-------- Data excerpts

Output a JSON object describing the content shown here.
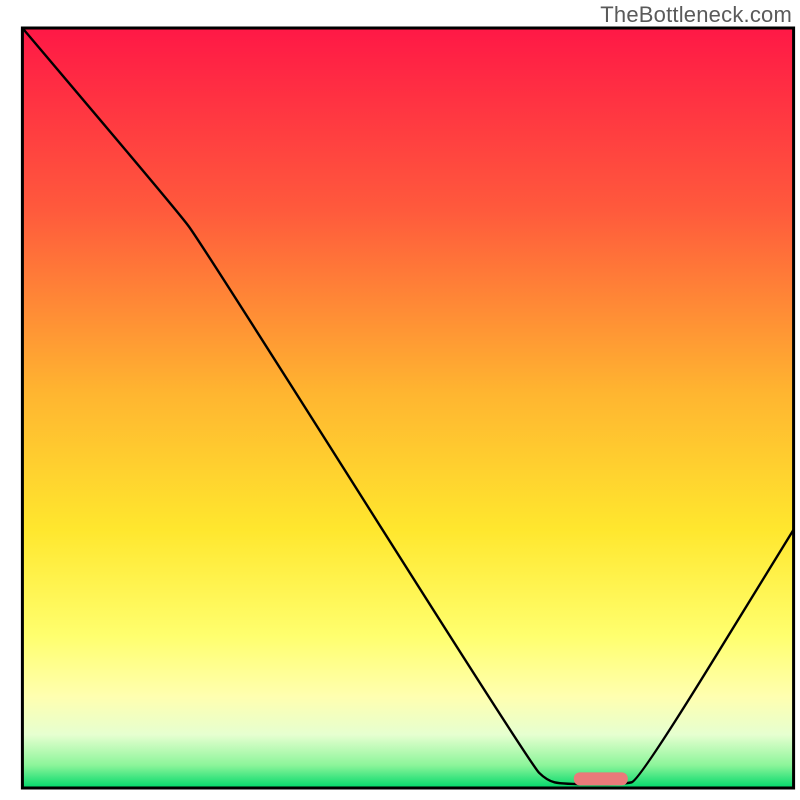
{
  "watermark": "TheBottleneck.com",
  "chart_data": {
    "type": "line",
    "title": "",
    "xlabel": "",
    "ylabel": "",
    "xlim": [
      0,
      100
    ],
    "ylim": [
      0,
      100
    ],
    "gradient_stops": [
      {
        "offset": 0,
        "color": "#ff1846"
      },
      {
        "offset": 24,
        "color": "#ff5a3c"
      },
      {
        "offset": 48,
        "color": "#ffb530"
      },
      {
        "offset": 66,
        "color": "#ffe72e"
      },
      {
        "offset": 80,
        "color": "#ffff6e"
      },
      {
        "offset": 88,
        "color": "#ffffb0"
      },
      {
        "offset": 93,
        "color": "#e6ffd0"
      },
      {
        "offset": 97,
        "color": "#8cf59a"
      },
      {
        "offset": 100,
        "color": "#00d86b"
      }
    ],
    "series": [
      {
        "name": "bottleneck-curve",
        "points": [
          {
            "x": 0,
            "y": 100
          },
          {
            "x": 20,
            "y": 76
          },
          {
            "x": 23,
            "y": 72
          },
          {
            "x": 66,
            "y": 3
          },
          {
            "x": 68,
            "y": 1
          },
          {
            "x": 70,
            "y": 0.5
          },
          {
            "x": 78,
            "y": 0.5
          },
          {
            "x": 80,
            "y": 1
          },
          {
            "x": 100,
            "y": 34
          }
        ]
      }
    ],
    "marker": {
      "name": "optimal-range",
      "x_start": 71.5,
      "x_end": 78.5,
      "y": 1.2,
      "color": "#ea7a7a"
    },
    "frame": {
      "x": 2.8,
      "y": 3.5,
      "w": 96.4,
      "h": 95.0
    }
  }
}
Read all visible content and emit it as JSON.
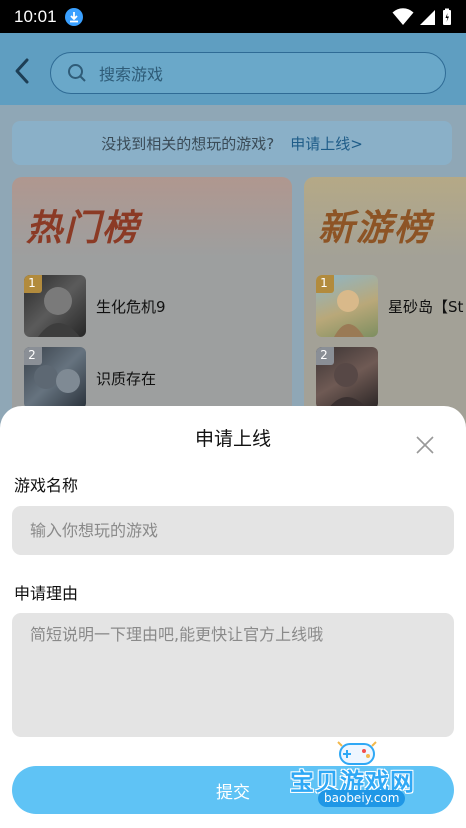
{
  "status_bar": {
    "time": "10:01"
  },
  "search": {
    "placeholder": "搜索游戏"
  },
  "banner": {
    "question": "没找到相关的想玩的游戏?",
    "link": "申请上线>"
  },
  "hot_list": {
    "title": "热门榜",
    "items": [
      {
        "rank": "1",
        "name": "生化危机9"
      },
      {
        "rank": "2",
        "name": "识质存在"
      }
    ]
  },
  "new_list": {
    "title": "新游榜",
    "items": [
      {
        "rank": "1",
        "name": "星砂岛【St"
      },
      {
        "rank": "2",
        "name": ""
      }
    ]
  },
  "sheet": {
    "title": "申请上线",
    "game_name_label": "游戏名称",
    "game_name_placeholder": "输入你想玩的游戏",
    "reason_label": "申请理由",
    "reason_placeholder": "简短说明一下理由吧,能更快让官方上线哦",
    "submit_label": "提交"
  },
  "watermark": {
    "text": "宝贝游戏网",
    "url": "baobeiy.com"
  },
  "colors": {
    "accent": "#5fc3f5",
    "input_bg": "#e4e4e4",
    "hot_title": "#8b3a25",
    "new_title": "#8d5425"
  }
}
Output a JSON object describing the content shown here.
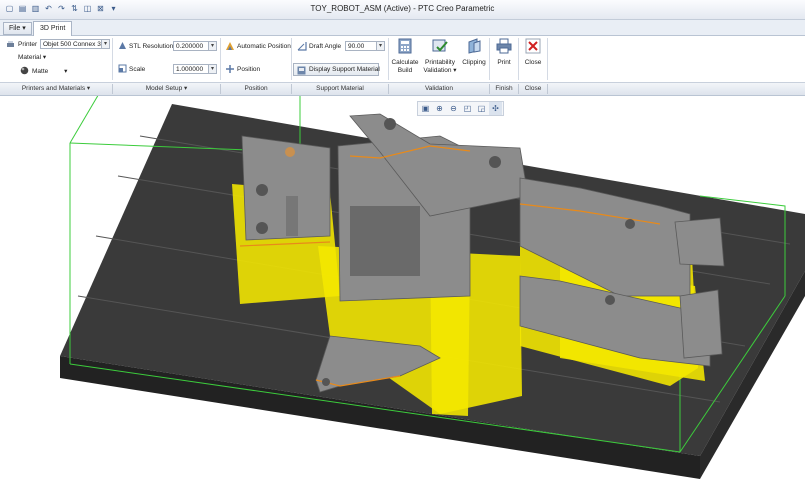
{
  "window": {
    "title": "TOY_ROBOT_ASM (Active) - PTC Creo Parametric"
  },
  "quick_access": [
    "new-icon",
    "open-icon",
    "save-icon",
    "undo-icon",
    "redo-icon",
    "regenerate-icon",
    "windows-icon",
    "close-window-icon",
    "customize-icon"
  ],
  "tabs": {
    "file": "File",
    "active": "3D Print"
  },
  "printers": {
    "printer_label": "Printer",
    "printer_value": "Objet 500 Connex 3",
    "material_label": "Material",
    "finish_value": "Matte",
    "group_label": "Printers and Materials"
  },
  "model_setup": {
    "stl_label": "STL Resolution",
    "stl_value": "0.200000",
    "scale_label": "Scale",
    "scale_value": "1.000000",
    "group_label": "Model Setup"
  },
  "position": {
    "auto_label": "Automatic Position",
    "position_label": "Position",
    "group_label": "Position"
  },
  "support": {
    "draft_label": "Draft Angle",
    "draft_value": "90.00",
    "display_label": "Display Support Material",
    "group_label": "Support Material"
  },
  "validation": {
    "calc_line1": "Calculate",
    "calc_line2": "Build",
    "print_line1": "Printability",
    "print_line2": "Validation",
    "clip_label": "Clipping",
    "group_label": "Validation"
  },
  "finish": {
    "print_label": "Print",
    "group_label": "Finish"
  },
  "close": {
    "close_label": "Close",
    "group_label": "Close"
  },
  "view_toolbar": [
    "refit-icon",
    "zoom-in-icon",
    "zoom-out-icon",
    "repaint-icon",
    "view-manager-icon",
    "spin-center-icon"
  ],
  "colors": {
    "support": "#f5e800",
    "model": "#8c8c8c",
    "tray": "#3a3a3a",
    "bbox": "#3ccc3c",
    "accent": "#3a5a8a"
  }
}
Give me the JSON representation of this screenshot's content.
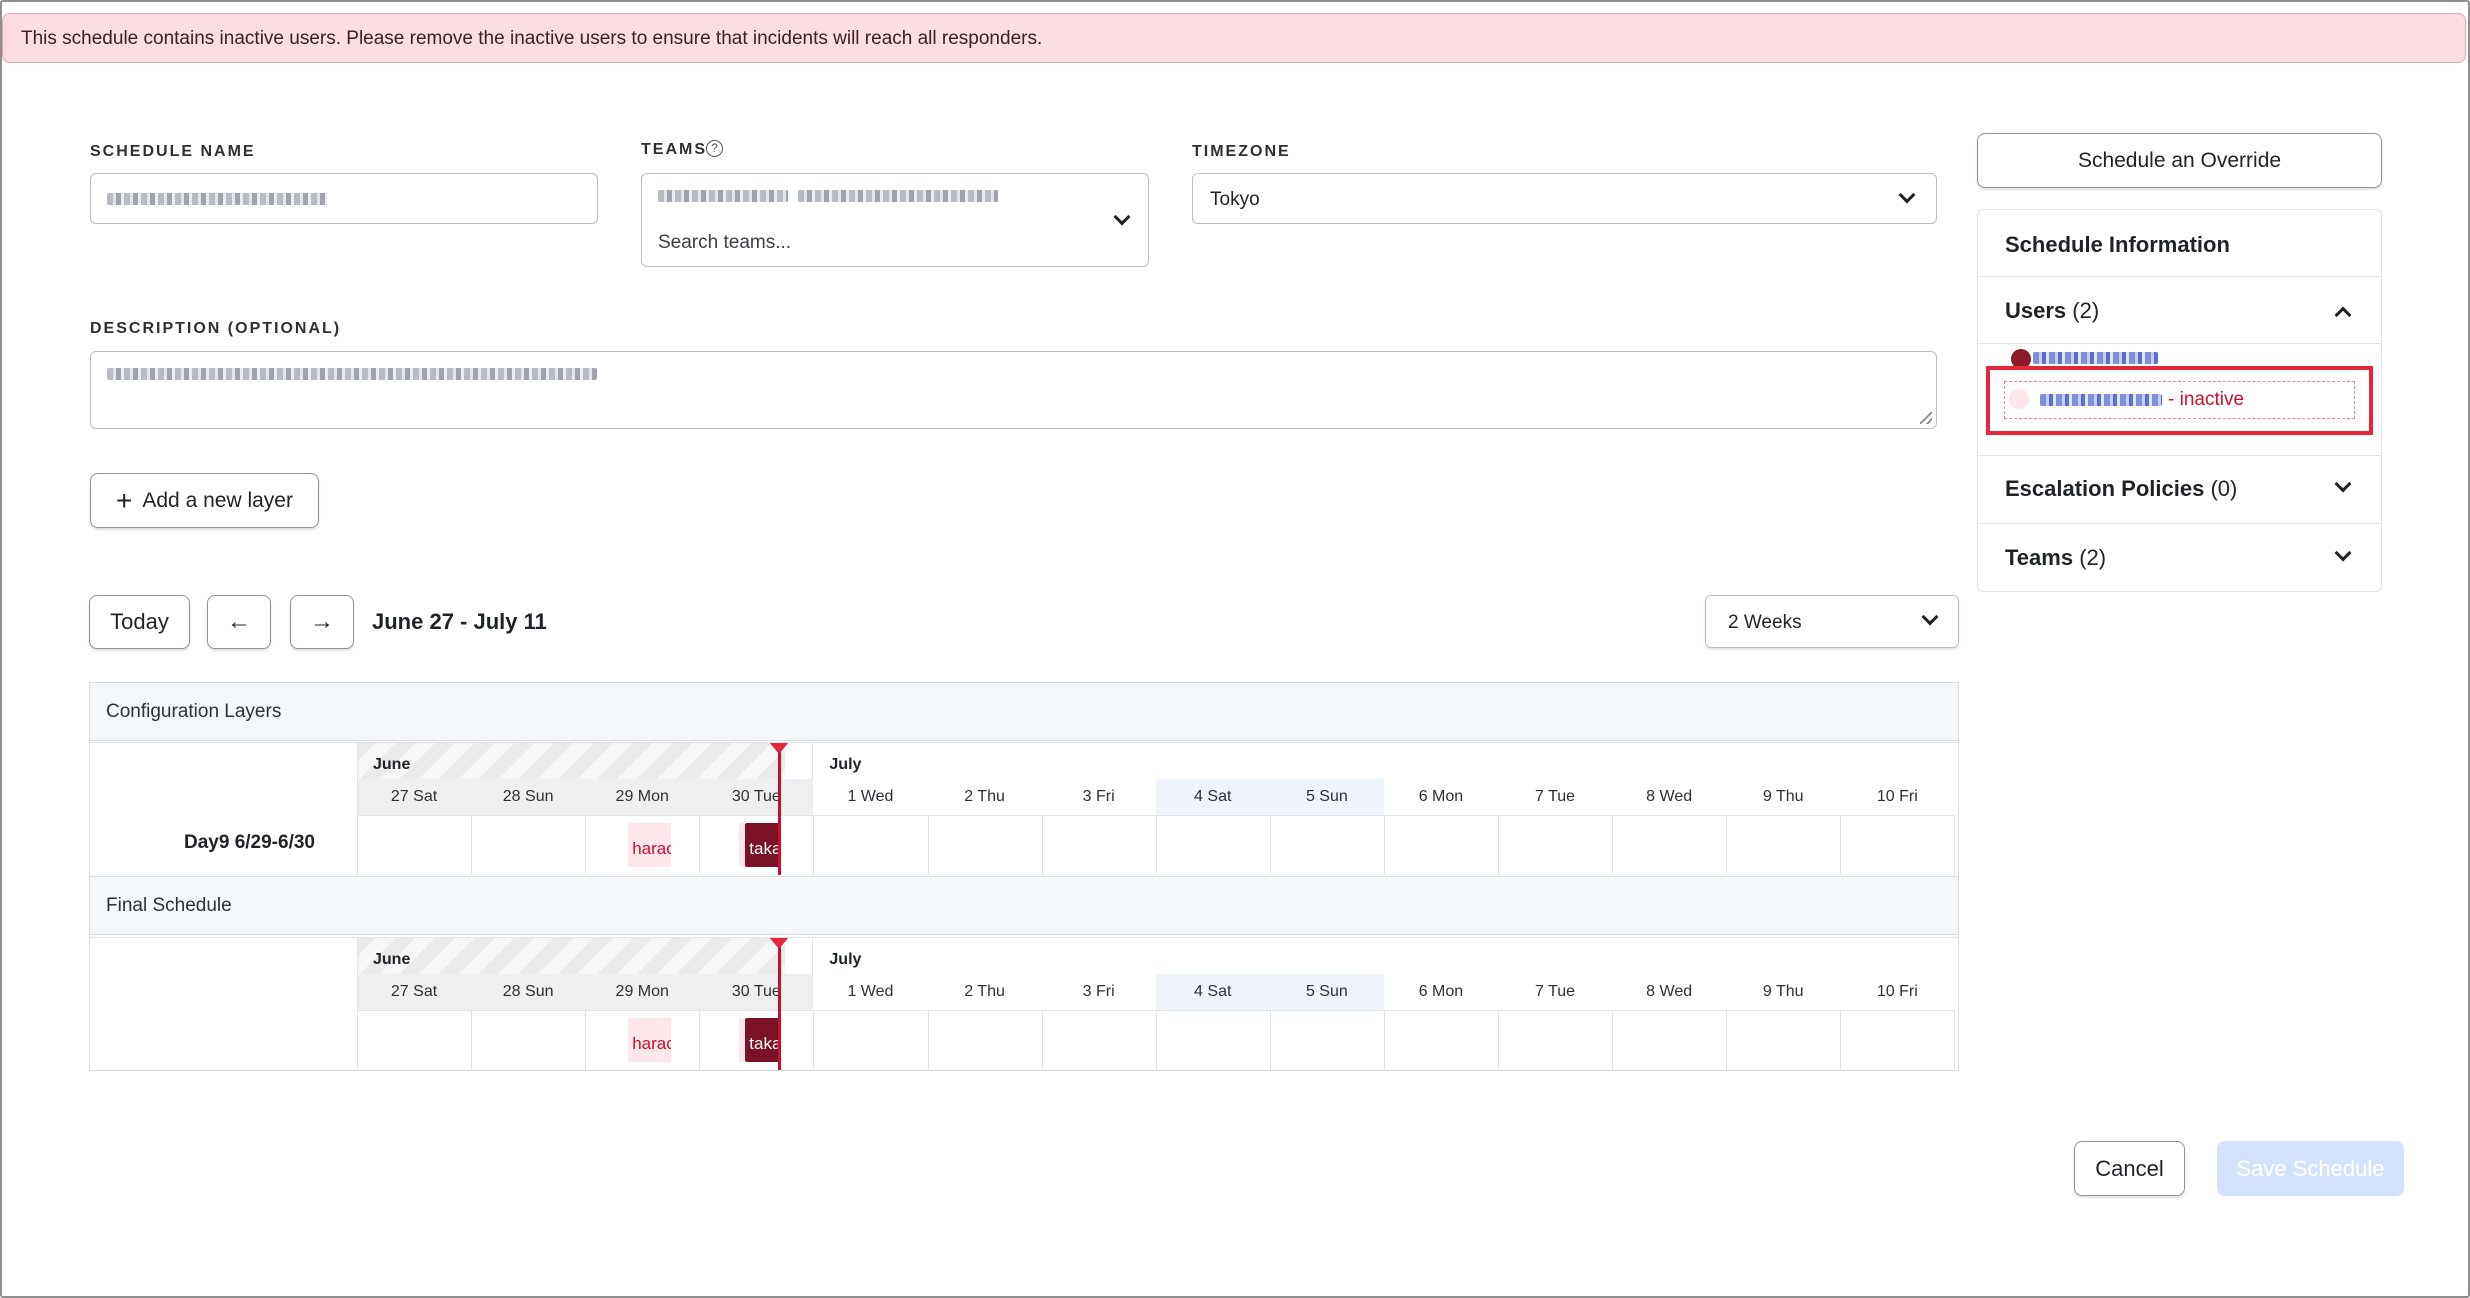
{
  "banner": {
    "text": "This schedule contains inactive users. Please remove the inactive users to ensure that incidents will reach all responders."
  },
  "form": {
    "schedule_name_label": "SCHEDULE NAME",
    "teams_label": "TEAMS",
    "teams_placeholder": "Search teams...",
    "timezone_label": "TIMEZONE",
    "timezone_value": "Tokyo",
    "description_label": "DESCRIPTION (OPTIONAL)",
    "add_layer_label": "Add a new layer"
  },
  "nav": {
    "today": "Today",
    "date_range": "June 27 - July 11",
    "range_select": "2 Weeks"
  },
  "calendar": {
    "config_title": "Configuration Layers",
    "final_title": "Final Schedule",
    "layer_name": "Day9 6/29-6/30",
    "month_june": "June",
    "month_july": "July",
    "days": [
      "27 Sat",
      "28 Sun",
      "29 Mon",
      "30 Tue",
      "1 Wed",
      "2 Thu",
      "3 Fri",
      "4 Sat",
      "5 Sun",
      "6 Mon",
      "7 Tue",
      "8 Wed",
      "9 Thu",
      "10 Fri"
    ],
    "shift_a": "harac",
    "shift_b": "taka",
    "shift_b_prefix": "t"
  },
  "sidebar": {
    "override_button": "Schedule an Override",
    "info_title": "Schedule Information",
    "users_title": "Users",
    "users_count": "(2)",
    "inactive_suffix": "- inactive",
    "escalation_title": "Escalation Policies",
    "escalation_count": "(0)",
    "teams_title": "Teams",
    "teams_count": "(2)"
  },
  "footer": {
    "cancel": "Cancel",
    "save": "Save Schedule"
  },
  "colors": {
    "banner_bg": "#fcdde1",
    "accent_red": "#c8102e",
    "shift_dark": "#7a1126",
    "shift_light": "#fde7ea",
    "save_disabled": "#d4e1fb"
  }
}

----------------

Pictures are excluded; output everything else in the data verbatim.

Output a JSON object describing the content shown here.
{
  "watermark": "TheBottleneck.com",
  "chart_data": {
    "type": "line",
    "title": "",
    "xlabel": "",
    "ylabel": "",
    "xlim": [
      0,
      100
    ],
    "ylim": [
      0,
      100
    ],
    "gradient_stops": [
      {
        "offset": 0,
        "color": "#ff1846"
      },
      {
        "offset": 24,
        "color": "#ff5a3c"
      },
      {
        "offset": 48,
        "color": "#ffb530"
      },
      {
        "offset": 66,
        "color": "#ffe72e"
      },
      {
        "offset": 80,
        "color": "#ffff6e"
      },
      {
        "offset": 88,
        "color": "#ffffb0"
      },
      {
        "offset": 93,
        "color": "#e6ffd0"
      },
      {
        "offset": 97,
        "color": "#8cf59a"
      },
      {
        "offset": 100,
        "color": "#00d86b"
      }
    ],
    "series": [
      {
        "name": "bottleneck-curve",
        "points": [
          {
            "x": 0,
            "y": 100
          },
          {
            "x": 20,
            "y": 76
          },
          {
            "x": 23,
            "y": 72
          },
          {
            "x": 66,
            "y": 3
          },
          {
            "x": 68,
            "y": 1
          },
          {
            "x": 70,
            "y": 0.5
          },
          {
            "x": 78,
            "y": 0.5
          },
          {
            "x": 80,
            "y": 1
          },
          {
            "x": 100,
            "y": 34
          }
        ]
      }
    ],
    "marker": {
      "name": "optimal-range",
      "x_start": 71.5,
      "x_end": 78.5,
      "y": 1.2,
      "color": "#ea7a7a"
    },
    "frame": {
      "x": 2.8,
      "y": 3.5,
      "w": 96.4,
      "h": 95.0
    }
  }
}
Read all visible content and emit it as JSON.
{
  "status_bar": {
    "time": "10:01"
  },
  "search": {
    "placeholder": "搜索游戏"
  },
  "banner": {
    "question": "没找到相关的想玩的游戏?",
    "link": "申请上线>"
  },
  "hot_list": {
    "title": "热门榜",
    "items": [
      {
        "rank": "1",
        "name": "生化危机9"
      },
      {
        "rank": "2",
        "name": "识质存在"
      }
    ]
  },
  "new_list": {
    "title": "新游榜",
    "items": [
      {
        "rank": "1",
        "name": "星砂岛【St"
      },
      {
        "rank": "2",
        "name": ""
      }
    ]
  },
  "sheet": {
    "title": "申请上线",
    "game_name_label": "游戏名称",
    "game_name_placeholder": "输入你想玩的游戏",
    "reason_label": "申请理由",
    "reason_placeholder": "简短说明一下理由吧,能更快让官方上线哦",
    "submit_label": "提交"
  },
  "watermark": {
    "text": "宝贝游戏网",
    "url": "baobeiy.com"
  },
  "colors": {
    "accent": "#5fc3f5",
    "input_bg": "#e4e4e4",
    "hot_title": "#8b3a25",
    "new_title": "#8d5425"
  }
}
Output a JSON object describing the content shown here.
{
  "window": {
    "title": "TOY_ROBOT_ASM (Active) - PTC Creo Parametric"
  },
  "quick_access": [
    "new-icon",
    "open-icon",
    "save-icon",
    "undo-icon",
    "redo-icon",
    "regenerate-icon",
    "windows-icon",
    "close-window-icon",
    "customize-icon"
  ],
  "tabs": {
    "file": "File",
    "active": "3D Print"
  },
  "printers": {
    "printer_label": "Printer",
    "printer_value": "Objet 500 Connex 3",
    "material_label": "Material",
    "finish_value": "Matte",
    "group_label": "Printers and Materials"
  },
  "model_setup": {
    "stl_label": "STL Resolution",
    "stl_value": "0.200000",
    "scale_label": "Scale",
    "scale_value": "1.000000",
    "group_label": "Model Setup"
  },
  "position": {
    "auto_label": "Automatic Position",
    "position_label": "Position",
    "group_label": "Position"
  },
  "support": {
    "draft_label": "Draft Angle",
    "draft_value": "90.00",
    "display_label": "Display Support Material",
    "group_label": "Support Material"
  },
  "validation": {
    "calc_line1": "Calculate",
    "calc_line2": "Build",
    "print_line1": "Printability",
    "print_line2": "Validation",
    "clip_label": "Clipping",
    "group_label": "Validation"
  },
  "finish": {
    "print_label": "Print",
    "group_label": "Finish"
  },
  "close": {
    "close_label": "Close",
    "group_label": "Close"
  },
  "view_toolbar": [
    "refit-icon",
    "zoom-in-icon",
    "zoom-out-icon",
    "repaint-icon",
    "view-manager-icon",
    "spin-center-icon"
  ],
  "colors": {
    "support": "#f5e800",
    "model": "#8c8c8c",
    "tray": "#3a3a3a",
    "bbox": "#3ccc3c",
    "accent": "#3a5a8a"
  }
}
Give me the JSON representation of this screenshot's content.
{
  "banner": {
    "text": "This schedule contains inactive users. Please remove the inactive users to ensure that incidents will reach all responders."
  },
  "form": {
    "schedule_name_label": "SCHEDULE NAME",
    "teams_label": "TEAMS",
    "teams_placeholder": "Search teams...",
    "timezone_label": "TIMEZONE",
    "timezone_value": "Tokyo",
    "description_label": "DESCRIPTION (OPTIONAL)",
    "add_layer_label": "Add a new layer"
  },
  "nav": {
    "today": "Today",
    "date_range": "June 27 - July 11",
    "range_select": "2 Weeks"
  },
  "calendar": {
    "config_title": "Configuration Layers",
    "final_title": "Final Schedule",
    "layer_name": "Day9 6/29-6/30",
    "month_june": "June",
    "month_july": "July",
    "days": [
      "27 Sat",
      "28 Sun",
      "29 Mon",
      "30 Tue",
      "1 Wed",
      "2 Thu",
      "3 Fri",
      "4 Sat",
      "5 Sun",
      "6 Mon",
      "7 Tue",
      "8 Wed",
      "9 Thu",
      "10 Fri"
    ],
    "shift_a": "harac",
    "shift_b": "taka",
    "shift_b_prefix": "t"
  },
  "sidebar": {
    "override_button": "Schedule an Override",
    "info_title": "Schedule Information",
    "users_title": "Users",
    "users_count": "(2)",
    "inactive_suffix": "- inactive",
    "escalation_title": "Escalation Policies",
    "escalation_count": "(0)",
    "teams_title": "Teams",
    "teams_count": "(2)"
  },
  "footer": {
    "cancel": "Cancel",
    "save": "Save Schedule"
  },
  "colors": {
    "banner_bg": "#fcdde1",
    "accent_red": "#c8102e",
    "shift_dark": "#7a1126",
    "shift_light": "#fde7ea",
    "save_disabled": "#d4e1fb"
  }
}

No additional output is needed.